_INSTRUCTIONS FOR THE TASK_
Note each line that includes the word "date". Copy those lines.

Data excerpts

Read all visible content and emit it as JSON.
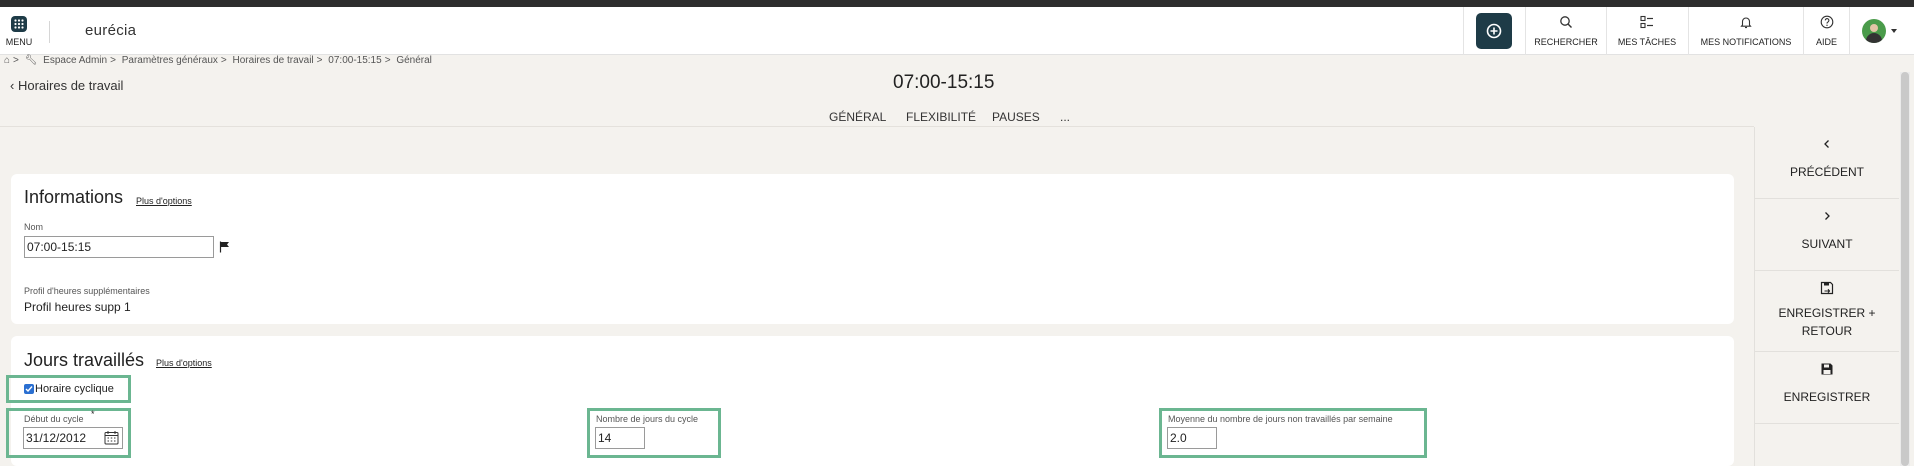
{
  "header": {
    "menu_label": "MENU",
    "logo_text": "eurécia",
    "items": [
      {
        "label": "RECHERCHER",
        "icon": "search-icon"
      },
      {
        "label": "MES TÂCHES",
        "icon": "tasks-icon"
      },
      {
        "label": "MES NOTIFICATIONS",
        "icon": "bell-icon"
      },
      {
        "label": "AIDE",
        "icon": "help-icon"
      }
    ]
  },
  "breadcrumb": {
    "items": [
      "Espace Admin",
      "Paramètres généraux",
      "Horaires de travail",
      "07:00-15:15",
      "Général"
    ],
    "separator": ">"
  },
  "page": {
    "back_label": "Horaires de travail",
    "title": "07:00-15:15",
    "tabs": [
      "GÉNÉRAL",
      "FLEXIBILITÉ",
      "PAUSES",
      "..."
    ]
  },
  "informations": {
    "title": "Informations",
    "plus_options": "Plus d'options",
    "nom_label": "Nom",
    "nom_value": "07:00-15:15",
    "profil_label": "Profil d'heures supplémentaires",
    "profil_value": "Profil heures supp 1"
  },
  "jours": {
    "title": "Jours travaillés",
    "plus_options": "Plus d'options",
    "cyclique_label": "Horaire cyclique",
    "cyclique_checked": true,
    "debut_label": "Début du cycle",
    "debut_required": "*",
    "debut_value": "31/12/2012",
    "nb_jours_label": "Nombre de jours du cycle",
    "nb_jours_value": "14",
    "moyenne_label": "Moyenne du nombre de jours non travaillés par semaine",
    "moyenne_value": "2.0"
  },
  "sidebar": {
    "buttons": [
      {
        "label": "PRÉCÉDENT",
        "icon": "chevron-left-icon"
      },
      {
        "label": "SUIVANT",
        "icon": "chevron-right-icon"
      },
      {
        "label_line1": "ENREGISTRER +",
        "label_line2": "RETOUR",
        "icon": "save-return-icon"
      },
      {
        "label": "ENREGISTRER",
        "icon": "save-icon"
      }
    ]
  },
  "colors": {
    "accent_dark": "#1e3b47",
    "highlight_green": "#6bb691",
    "checkbox_blue": "#2a6fd1"
  }
}
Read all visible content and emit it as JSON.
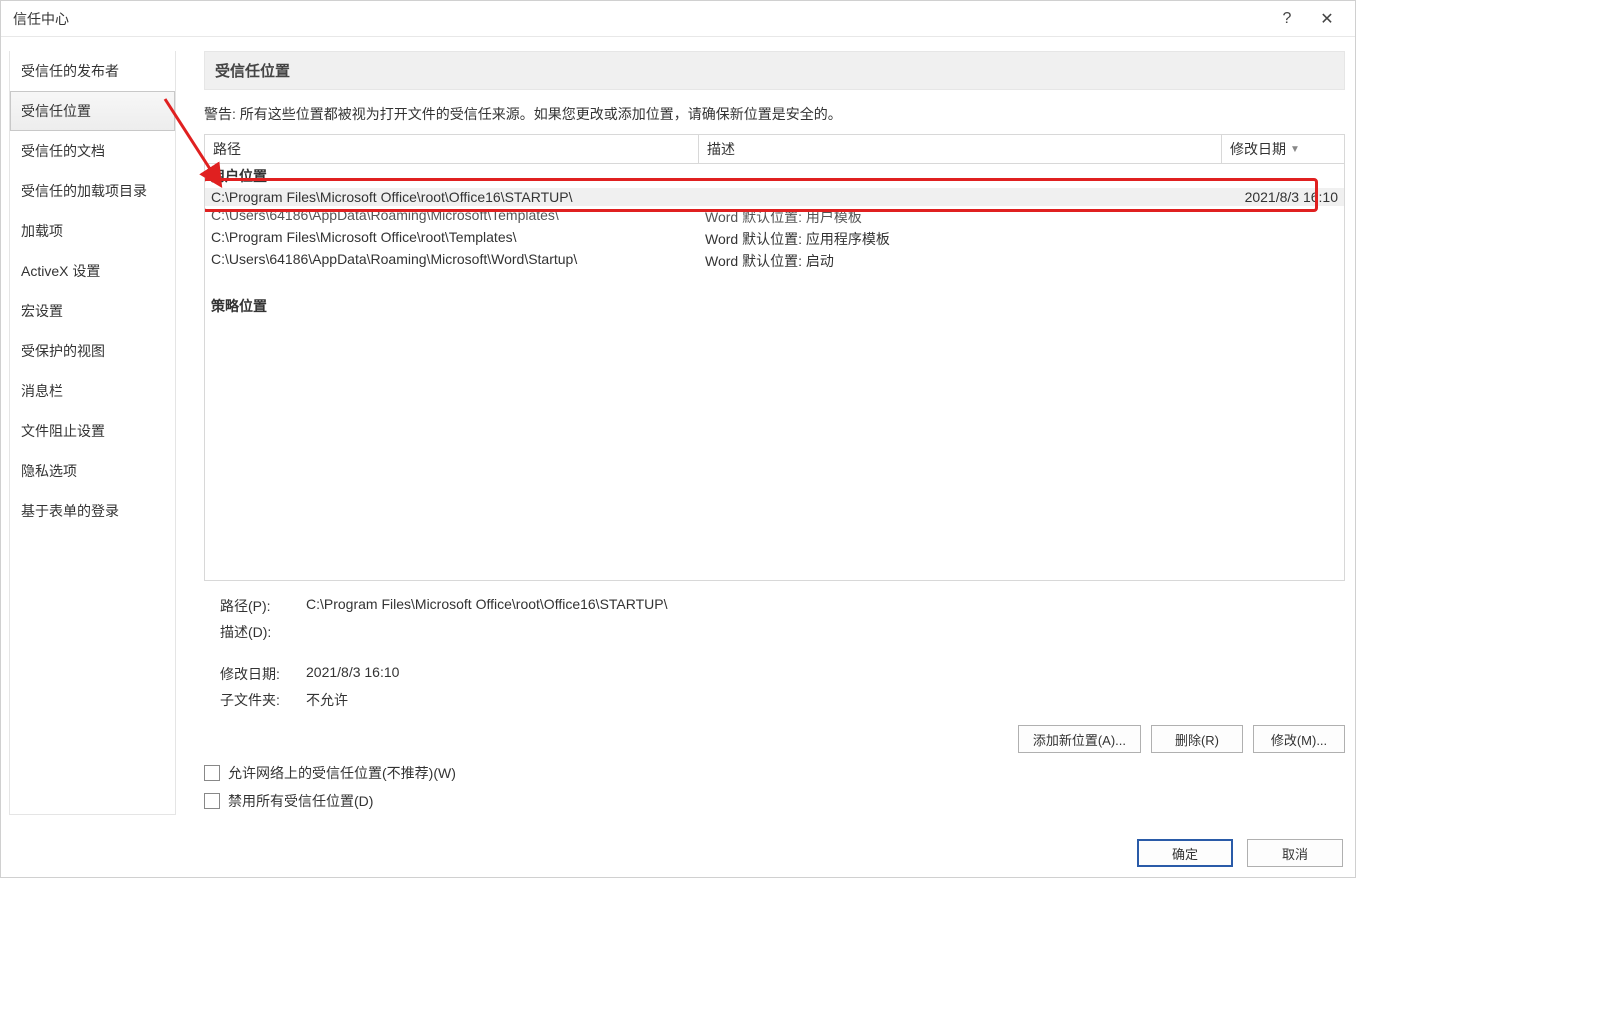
{
  "dialog": {
    "title": "信任中心",
    "help_tooltip": "?",
    "close_tooltip": "✕"
  },
  "sidebar": {
    "items": [
      {
        "label": "受信任的发布者"
      },
      {
        "label": "受信任位置"
      },
      {
        "label": "受信任的文档"
      },
      {
        "label": "受信任的加载项目录"
      },
      {
        "label": "加载项"
      },
      {
        "label": "ActiveX 设置"
      },
      {
        "label": "宏设置"
      },
      {
        "label": "受保护的视图"
      },
      {
        "label": "消息栏"
      },
      {
        "label": "文件阻止设置"
      },
      {
        "label": "隐私选项"
      },
      {
        "label": "基于表单的登录"
      }
    ],
    "selected_index": 1
  },
  "section": {
    "heading": "受信任位置",
    "warning": "警告: 所有这些位置都被视为打开文件的受信任来源。如果您更改或添加位置，请确保新位置是安全的。"
  },
  "table": {
    "columns": {
      "path": "路径",
      "desc": "描述",
      "date": "修改日期"
    },
    "groups": {
      "user": "用户位置",
      "policy": "策略位置"
    },
    "rows": [
      {
        "path": "C:\\Program Files\\Microsoft Office\\root\\Office16\\STARTUP\\",
        "desc": "",
        "date": "2021/8/3 16:10",
        "selected": true
      },
      {
        "path": "C:\\Users\\64186\\AppData\\Roaming\\Microsoft\\Templates\\",
        "desc": "Word 默认位置: 用户模板",
        "date": ""
      },
      {
        "path": "C:\\Program Files\\Microsoft Office\\root\\Templates\\",
        "desc": "Word 默认位置: 应用程序模板",
        "date": ""
      },
      {
        "path": "C:\\Users\\64186\\AppData\\Roaming\\Microsoft\\Word\\Startup\\",
        "desc": "Word 默认位置: 启动",
        "date": ""
      }
    ]
  },
  "details": {
    "labels": {
      "path": "路径(P):",
      "desc": "描述(D):",
      "date": "修改日期:",
      "sub": "子文件夹:"
    },
    "values": {
      "path": "C:\\Program Files\\Microsoft Office\\root\\Office16\\STARTUP\\",
      "desc": "",
      "date": "2021/8/3 16:10",
      "sub": "不允许"
    }
  },
  "buttons": {
    "add": "添加新位置(A)...",
    "remove": "删除(R)",
    "modify": "修改(M)...",
    "ok": "确定",
    "cancel": "取消"
  },
  "checkboxes": {
    "allow_network": "允许网络上的受信任位置(不推荐)(W)",
    "disable_all": "禁用所有受信任位置(D)"
  }
}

_WRITTEN RESPONSE_
      "date": "修改日期"
        "date": "2021/8/3 16:10",
        "date": ""
        "date": ""
        "date": ""
      "date": "修改日期:",
      "date": "2021/8/3 16:10",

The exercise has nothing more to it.